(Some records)
• • •

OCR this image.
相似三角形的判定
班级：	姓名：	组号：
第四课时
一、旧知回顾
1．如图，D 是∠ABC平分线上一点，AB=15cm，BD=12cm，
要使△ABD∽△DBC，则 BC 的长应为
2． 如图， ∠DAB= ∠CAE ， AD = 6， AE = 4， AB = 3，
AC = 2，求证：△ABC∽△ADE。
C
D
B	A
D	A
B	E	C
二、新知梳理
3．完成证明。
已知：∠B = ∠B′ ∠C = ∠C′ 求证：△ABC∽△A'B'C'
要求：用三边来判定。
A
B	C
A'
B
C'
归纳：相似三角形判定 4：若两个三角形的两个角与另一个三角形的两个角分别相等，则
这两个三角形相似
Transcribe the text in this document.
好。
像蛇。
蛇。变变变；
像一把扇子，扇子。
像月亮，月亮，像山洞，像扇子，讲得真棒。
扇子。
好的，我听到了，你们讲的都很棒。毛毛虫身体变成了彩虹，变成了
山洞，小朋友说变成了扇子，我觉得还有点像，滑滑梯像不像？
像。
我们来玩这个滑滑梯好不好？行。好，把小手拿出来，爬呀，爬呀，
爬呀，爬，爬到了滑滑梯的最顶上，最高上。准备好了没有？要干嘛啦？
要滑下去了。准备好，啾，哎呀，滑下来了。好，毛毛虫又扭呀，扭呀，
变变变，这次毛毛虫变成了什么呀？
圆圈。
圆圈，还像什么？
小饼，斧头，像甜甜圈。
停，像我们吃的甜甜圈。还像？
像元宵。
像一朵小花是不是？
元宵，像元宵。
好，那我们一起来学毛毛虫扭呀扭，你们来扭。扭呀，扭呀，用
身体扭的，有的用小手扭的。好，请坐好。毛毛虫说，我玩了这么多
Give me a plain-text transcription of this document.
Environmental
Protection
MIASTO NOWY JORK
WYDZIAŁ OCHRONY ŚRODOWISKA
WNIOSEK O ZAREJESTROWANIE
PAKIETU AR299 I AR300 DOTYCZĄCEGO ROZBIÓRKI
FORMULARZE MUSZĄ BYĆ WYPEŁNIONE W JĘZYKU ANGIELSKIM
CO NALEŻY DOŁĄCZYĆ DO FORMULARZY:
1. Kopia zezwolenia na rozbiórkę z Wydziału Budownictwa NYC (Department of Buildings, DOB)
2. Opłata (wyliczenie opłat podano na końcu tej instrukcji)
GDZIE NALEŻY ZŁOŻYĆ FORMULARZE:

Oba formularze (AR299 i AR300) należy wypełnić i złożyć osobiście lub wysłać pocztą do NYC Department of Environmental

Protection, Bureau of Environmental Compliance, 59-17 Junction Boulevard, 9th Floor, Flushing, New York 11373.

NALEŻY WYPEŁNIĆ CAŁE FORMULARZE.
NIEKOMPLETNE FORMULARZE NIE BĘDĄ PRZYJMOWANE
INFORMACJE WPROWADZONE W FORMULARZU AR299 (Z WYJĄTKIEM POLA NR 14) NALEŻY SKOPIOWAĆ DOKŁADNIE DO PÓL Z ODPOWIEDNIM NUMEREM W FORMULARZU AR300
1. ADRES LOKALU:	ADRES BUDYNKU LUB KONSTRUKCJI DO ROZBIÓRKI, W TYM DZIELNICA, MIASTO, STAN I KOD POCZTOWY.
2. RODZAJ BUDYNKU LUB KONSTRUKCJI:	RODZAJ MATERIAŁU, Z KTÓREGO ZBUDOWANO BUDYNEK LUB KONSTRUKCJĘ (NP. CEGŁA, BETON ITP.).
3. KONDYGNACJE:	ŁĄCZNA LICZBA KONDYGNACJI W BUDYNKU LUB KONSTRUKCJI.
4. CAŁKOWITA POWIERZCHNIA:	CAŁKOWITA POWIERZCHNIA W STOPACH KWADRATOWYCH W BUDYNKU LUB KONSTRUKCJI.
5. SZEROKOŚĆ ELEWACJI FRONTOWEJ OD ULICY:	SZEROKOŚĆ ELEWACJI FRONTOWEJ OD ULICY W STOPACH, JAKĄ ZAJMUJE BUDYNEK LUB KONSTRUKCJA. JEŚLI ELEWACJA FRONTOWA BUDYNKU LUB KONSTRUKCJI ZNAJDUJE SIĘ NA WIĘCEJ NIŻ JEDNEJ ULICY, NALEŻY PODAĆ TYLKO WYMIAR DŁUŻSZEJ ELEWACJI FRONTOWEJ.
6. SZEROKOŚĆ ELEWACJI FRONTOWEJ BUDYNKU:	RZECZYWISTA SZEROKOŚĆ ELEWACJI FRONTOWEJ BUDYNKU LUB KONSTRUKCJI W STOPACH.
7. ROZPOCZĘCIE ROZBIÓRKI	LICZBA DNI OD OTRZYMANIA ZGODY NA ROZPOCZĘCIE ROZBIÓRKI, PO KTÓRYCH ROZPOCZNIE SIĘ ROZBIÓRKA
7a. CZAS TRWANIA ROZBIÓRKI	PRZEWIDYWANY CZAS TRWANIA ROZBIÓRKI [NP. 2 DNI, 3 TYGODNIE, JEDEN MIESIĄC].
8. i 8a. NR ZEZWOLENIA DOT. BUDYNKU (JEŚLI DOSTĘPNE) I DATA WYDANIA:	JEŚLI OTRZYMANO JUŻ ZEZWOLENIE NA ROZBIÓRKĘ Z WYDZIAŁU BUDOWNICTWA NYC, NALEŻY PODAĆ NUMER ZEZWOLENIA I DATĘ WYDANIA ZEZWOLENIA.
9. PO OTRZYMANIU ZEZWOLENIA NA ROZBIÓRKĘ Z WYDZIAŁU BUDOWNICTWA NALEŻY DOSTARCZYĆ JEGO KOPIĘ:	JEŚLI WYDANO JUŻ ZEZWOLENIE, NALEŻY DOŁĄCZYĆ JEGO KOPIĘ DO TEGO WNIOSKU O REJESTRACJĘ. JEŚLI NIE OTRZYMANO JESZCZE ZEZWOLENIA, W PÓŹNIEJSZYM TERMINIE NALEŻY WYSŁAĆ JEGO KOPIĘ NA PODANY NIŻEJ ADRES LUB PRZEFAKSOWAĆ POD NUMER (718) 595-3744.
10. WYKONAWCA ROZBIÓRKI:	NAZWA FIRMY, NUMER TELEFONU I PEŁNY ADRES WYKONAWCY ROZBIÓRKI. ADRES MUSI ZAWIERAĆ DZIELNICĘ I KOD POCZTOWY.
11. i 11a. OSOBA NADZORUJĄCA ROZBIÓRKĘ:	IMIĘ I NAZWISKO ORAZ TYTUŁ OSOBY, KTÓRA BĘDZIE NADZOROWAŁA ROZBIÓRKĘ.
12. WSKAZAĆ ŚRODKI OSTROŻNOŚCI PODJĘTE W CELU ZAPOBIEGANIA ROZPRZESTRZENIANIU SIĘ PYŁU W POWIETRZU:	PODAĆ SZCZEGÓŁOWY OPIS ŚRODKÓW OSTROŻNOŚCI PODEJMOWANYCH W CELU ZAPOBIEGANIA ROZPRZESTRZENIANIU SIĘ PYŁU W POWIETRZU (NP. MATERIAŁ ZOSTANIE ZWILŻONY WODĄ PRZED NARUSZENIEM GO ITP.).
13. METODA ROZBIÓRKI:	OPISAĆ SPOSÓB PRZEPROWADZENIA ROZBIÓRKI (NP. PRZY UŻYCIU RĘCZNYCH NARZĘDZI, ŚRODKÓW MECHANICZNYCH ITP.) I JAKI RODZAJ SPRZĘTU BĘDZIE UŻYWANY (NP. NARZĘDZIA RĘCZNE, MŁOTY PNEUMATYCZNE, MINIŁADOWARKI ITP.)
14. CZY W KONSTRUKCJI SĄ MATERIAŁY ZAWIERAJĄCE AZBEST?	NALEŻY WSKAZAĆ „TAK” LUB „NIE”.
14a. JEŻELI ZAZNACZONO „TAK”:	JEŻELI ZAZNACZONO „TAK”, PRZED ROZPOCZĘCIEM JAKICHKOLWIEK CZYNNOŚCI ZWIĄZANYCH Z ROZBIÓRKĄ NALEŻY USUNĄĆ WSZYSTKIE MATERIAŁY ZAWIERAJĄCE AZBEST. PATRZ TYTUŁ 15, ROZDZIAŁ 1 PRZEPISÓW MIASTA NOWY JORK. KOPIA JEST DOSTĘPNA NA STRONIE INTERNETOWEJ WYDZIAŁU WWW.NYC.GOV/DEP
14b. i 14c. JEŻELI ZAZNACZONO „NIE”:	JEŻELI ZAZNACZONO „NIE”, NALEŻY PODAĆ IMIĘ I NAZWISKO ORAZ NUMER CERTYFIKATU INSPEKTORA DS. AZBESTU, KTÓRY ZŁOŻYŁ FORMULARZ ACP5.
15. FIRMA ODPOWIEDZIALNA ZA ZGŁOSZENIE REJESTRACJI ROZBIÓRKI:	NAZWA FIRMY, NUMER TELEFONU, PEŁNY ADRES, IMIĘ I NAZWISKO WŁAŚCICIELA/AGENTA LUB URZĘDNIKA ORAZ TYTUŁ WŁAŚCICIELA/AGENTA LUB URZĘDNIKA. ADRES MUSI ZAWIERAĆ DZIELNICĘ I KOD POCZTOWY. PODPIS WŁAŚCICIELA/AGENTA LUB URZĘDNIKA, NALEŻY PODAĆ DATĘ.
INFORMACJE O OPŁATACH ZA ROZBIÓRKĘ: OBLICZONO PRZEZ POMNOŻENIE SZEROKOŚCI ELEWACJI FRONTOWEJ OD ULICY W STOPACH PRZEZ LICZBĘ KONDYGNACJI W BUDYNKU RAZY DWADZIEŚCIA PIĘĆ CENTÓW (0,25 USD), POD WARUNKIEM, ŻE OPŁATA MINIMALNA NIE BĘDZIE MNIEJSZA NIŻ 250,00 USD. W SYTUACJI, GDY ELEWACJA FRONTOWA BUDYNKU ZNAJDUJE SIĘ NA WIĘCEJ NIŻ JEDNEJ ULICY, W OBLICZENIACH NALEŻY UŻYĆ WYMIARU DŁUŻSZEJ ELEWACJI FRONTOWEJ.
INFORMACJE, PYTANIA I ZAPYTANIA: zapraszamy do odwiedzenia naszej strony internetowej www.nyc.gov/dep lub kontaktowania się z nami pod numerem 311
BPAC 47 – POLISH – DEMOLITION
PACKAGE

• • •

Filter the listing above by the word "ZAWIERAJĄCE"; copy each line that passes.

14. CZY W KONSTRUKCJI SĄ MATERIAŁY ZAWIERAJĄCE AZBEST?	NALEŻY WSKAZAĆ „TAK” LUB „NIE”.
14a. JEŻELI ZAZNACZONO „TAK”:	JEŻELI ZAZNACZONO „TAK”, PRZED ROZPOCZĘCIEM JAKICHKOLWIEK CZYNNOŚCI ZWIĄZANYCH Z ROZBIÓRKĄ NALEŻY USUNĄĆ WSZYSTKIE MATERIAŁY ZAWIERAJĄCE AZBEST. PATRZ TYTUŁ 15, ROZDZIAŁ 1 PRZEPISÓW MIASTA NOWY JORK. KOPIA JEST DOSTĘPNA NA STRONIE INTERNETOWEJ WYDZIAŁU WWW.NYC.GOV/DEP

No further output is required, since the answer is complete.